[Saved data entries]
────────
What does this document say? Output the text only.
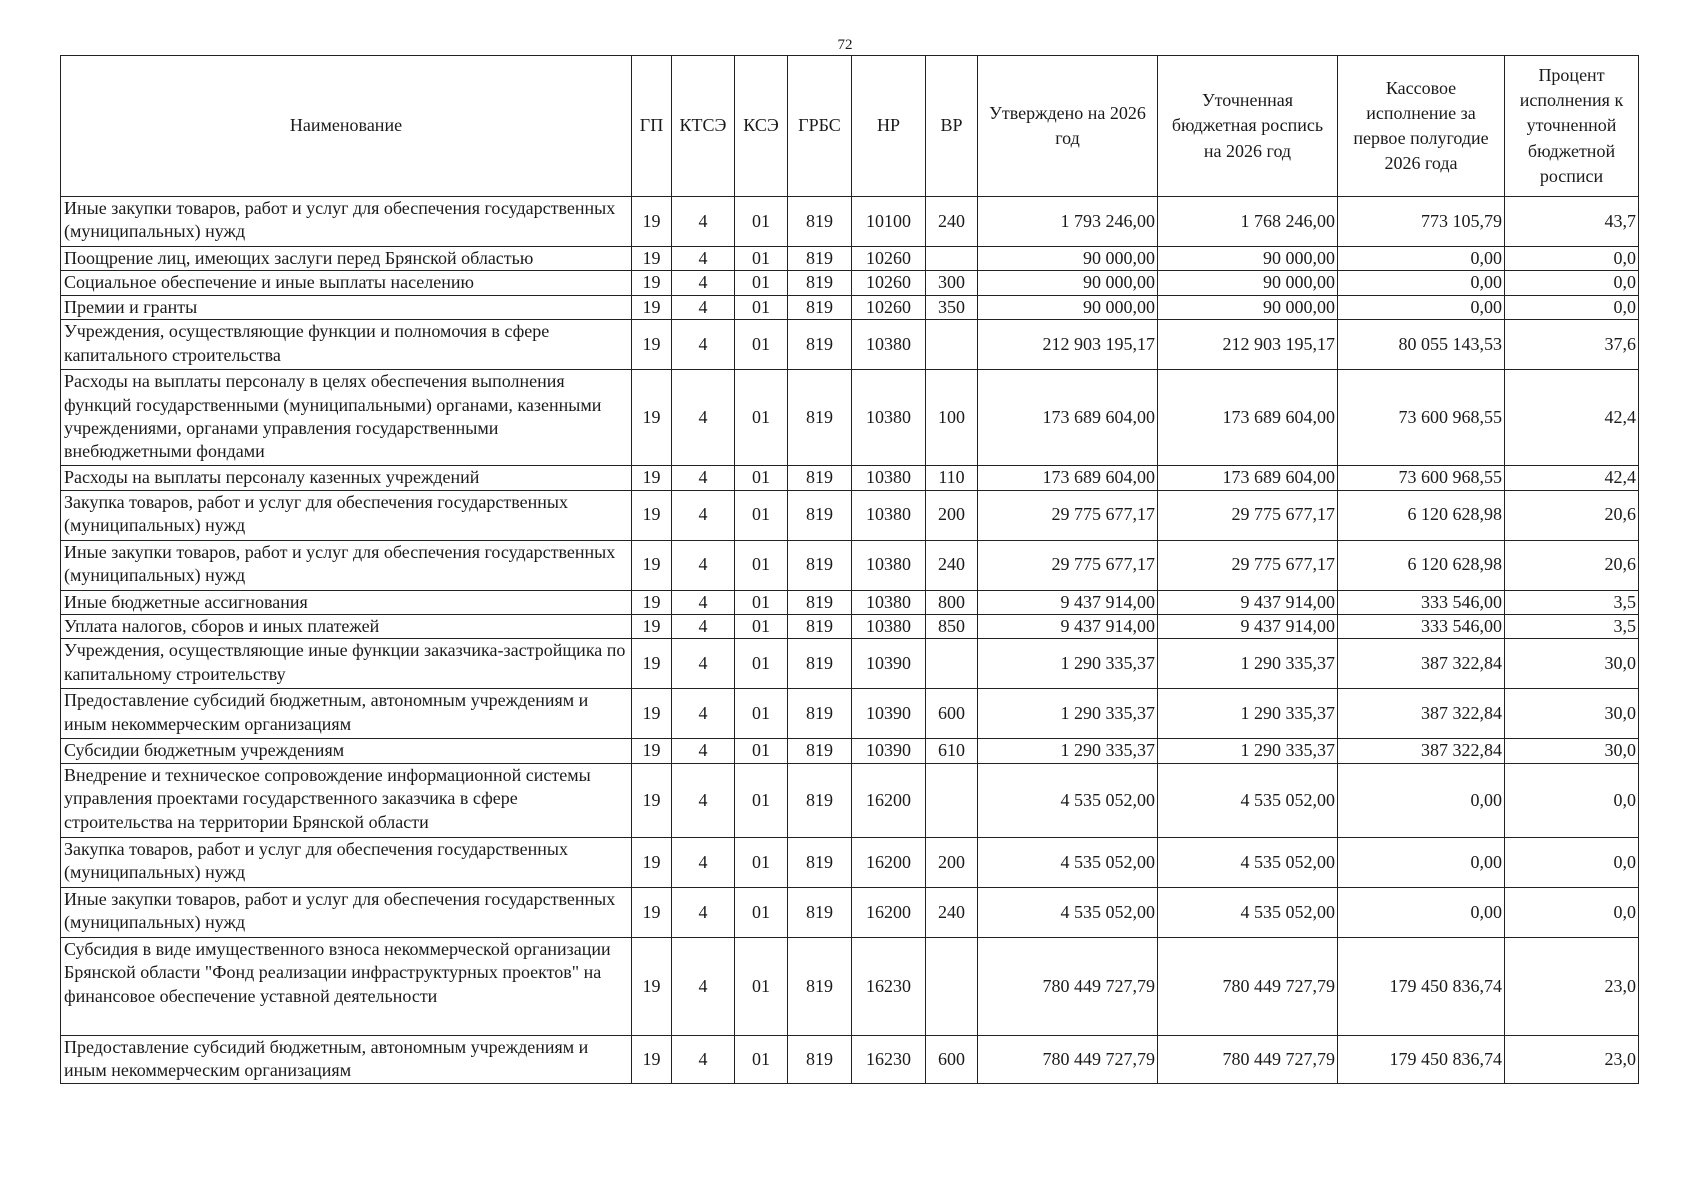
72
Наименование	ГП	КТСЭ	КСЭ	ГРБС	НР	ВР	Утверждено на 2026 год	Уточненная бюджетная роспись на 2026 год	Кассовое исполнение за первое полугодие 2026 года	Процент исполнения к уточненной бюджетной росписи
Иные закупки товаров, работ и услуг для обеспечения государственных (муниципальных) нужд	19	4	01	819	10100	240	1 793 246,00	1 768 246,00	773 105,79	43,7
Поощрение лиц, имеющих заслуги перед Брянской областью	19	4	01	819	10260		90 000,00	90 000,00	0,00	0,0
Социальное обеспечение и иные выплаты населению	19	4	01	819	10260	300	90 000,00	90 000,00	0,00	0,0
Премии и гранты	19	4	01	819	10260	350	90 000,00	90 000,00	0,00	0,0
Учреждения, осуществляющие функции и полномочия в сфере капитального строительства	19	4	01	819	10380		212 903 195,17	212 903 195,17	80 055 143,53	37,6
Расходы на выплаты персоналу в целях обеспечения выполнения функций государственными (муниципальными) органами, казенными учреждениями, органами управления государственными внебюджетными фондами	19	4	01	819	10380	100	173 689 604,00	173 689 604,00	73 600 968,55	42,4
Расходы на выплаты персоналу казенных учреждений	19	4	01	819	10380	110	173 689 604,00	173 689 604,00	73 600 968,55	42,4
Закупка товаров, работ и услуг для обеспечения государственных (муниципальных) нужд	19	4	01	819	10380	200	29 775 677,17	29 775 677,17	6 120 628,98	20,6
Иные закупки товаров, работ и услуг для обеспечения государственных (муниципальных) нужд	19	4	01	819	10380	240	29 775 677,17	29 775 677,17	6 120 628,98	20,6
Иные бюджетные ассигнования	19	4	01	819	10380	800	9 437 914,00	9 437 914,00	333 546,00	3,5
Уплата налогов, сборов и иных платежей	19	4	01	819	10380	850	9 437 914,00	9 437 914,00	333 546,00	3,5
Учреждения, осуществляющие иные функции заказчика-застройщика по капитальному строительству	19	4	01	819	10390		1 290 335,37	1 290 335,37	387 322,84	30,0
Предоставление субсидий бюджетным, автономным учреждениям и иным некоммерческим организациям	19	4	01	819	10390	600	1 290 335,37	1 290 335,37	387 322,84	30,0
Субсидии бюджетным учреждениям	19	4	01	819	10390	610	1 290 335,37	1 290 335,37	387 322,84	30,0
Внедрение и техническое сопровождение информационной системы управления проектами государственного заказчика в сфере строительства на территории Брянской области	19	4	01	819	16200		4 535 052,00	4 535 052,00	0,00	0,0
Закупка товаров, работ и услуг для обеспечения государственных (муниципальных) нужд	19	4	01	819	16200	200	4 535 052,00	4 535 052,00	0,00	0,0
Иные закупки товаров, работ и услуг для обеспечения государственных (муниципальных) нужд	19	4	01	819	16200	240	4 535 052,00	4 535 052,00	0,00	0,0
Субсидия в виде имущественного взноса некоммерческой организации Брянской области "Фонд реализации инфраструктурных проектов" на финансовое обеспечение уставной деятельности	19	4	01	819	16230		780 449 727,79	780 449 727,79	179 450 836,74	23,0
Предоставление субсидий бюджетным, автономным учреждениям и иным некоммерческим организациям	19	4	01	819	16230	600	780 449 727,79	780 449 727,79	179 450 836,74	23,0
────────
◆ Aim of the task ◆
Every record above must be given again exactly; drop the pictures.

◆ Solution to the problem ◆
What does this document say? Output the text only.
72
Наименование	ГП	КТСЭ	КСЭ	ГРБС	НР	ВР	Утверждено на 2026 год	Уточненная бюджетная роспись на 2026 год	Кассовое исполнение за первое полугодие 2026 года	Процент исполнения к уточненной бюджетной росписи
Иные закупки товаров, работ и услуг для обеспечения государственных (муниципальных) нужд	19	4	01	819	10100	240	1 793 246,00	1 768 246,00	773 105,79	43,7
Поощрение лиц, имеющих заслуги перед Брянской областью	19	4	01	819	10260		90 000,00	90 000,00	0,00	0,0
Социальное обеспечение и иные выплаты населению	19	4	01	819	10260	300	90 000,00	90 000,00	0,00	0,0
Премии и гранты	19	4	01	819	10260	350	90 000,00	90 000,00	0,00	0,0
Учреждения, осуществляющие функции и полномочия в сфере капитального строительства	19	4	01	819	10380		212 903 195,17	212 903 195,17	80 055 143,53	37,6
Расходы на выплаты персоналу в целях обеспечения выполнения функций государственными (муниципальными) органами, казенными учреждениями, органами управления государственными внебюджетными фондами	19	4	01	819	10380	100	173 689 604,00	173 689 604,00	73 600 968,55	42,4
Расходы на выплаты персоналу казенных учреждений	19	4	01	819	10380	110	173 689 604,00	173 689 604,00	73 600 968,55	42,4
Закупка товаров, работ и услуг для обеспечения государственных (муниципальных) нужд	19	4	01	819	10380	200	29 775 677,17	29 775 677,17	6 120 628,98	20,6
Иные закупки товаров, работ и услуг для обеспечения государственных (муниципальных) нужд	19	4	01	819	10380	240	29 775 677,17	29 775 677,17	6 120 628,98	20,6
Иные бюджетные ассигнования	19	4	01	819	10380	800	9 437 914,00	9 437 914,00	333 546,00	3,5
Уплата налогов, сборов и иных платежей	19	4	01	819	10380	850	9 437 914,00	9 437 914,00	333 546,00	3,5
Учреждения, осуществляющие иные функции заказчика-застройщика по капитальному строительству	19	4	01	819	10390		1 290 335,37	1 290 335,37	387 322,84	30,0
Предоставление субсидий бюджетным, автономным учреждениям и иным некоммерческим организациям	19	4	01	819	10390	600	1 290 335,37	1 290 335,37	387 322,84	30,0
Субсидии бюджетным учреждениям	19	4	01	819	10390	610	1 290 335,37	1 290 335,37	387 322,84	30,0
Внедрение и техническое сопровождение информационной системы управления проектами государственного заказчика в сфере строительства на территории Брянской области	19	4	01	819	16200		4 535 052,00	4 535 052,00	0,00	0,0
Закупка товаров, работ и услуг для обеспечения государственных (муниципальных) нужд	19	4	01	819	16200	200	4 535 052,00	4 535 052,00	0,00	0,0
Иные закупки товаров, работ и услуг для обеспечения государственных (муниципальных) нужд	19	4	01	819	16200	240	4 535 052,00	4 535 052,00	0,00	0,0
Субсидия в виде имущественного взноса некоммерческой организации Брянской области "Фонд реализации инфраструктурных проектов" на финансовое обеспечение уставной деятельности	19	4	01	819	16230		780 449 727,79	780 449 727,79	179 450 836,74	23,0
Предоставление субсидий бюджетным, автономным учреждениям и иным некоммерческим организациям	19	4	01	819	16230	600	780 449 727,79	780 449 727,79	179 450 836,74	23,0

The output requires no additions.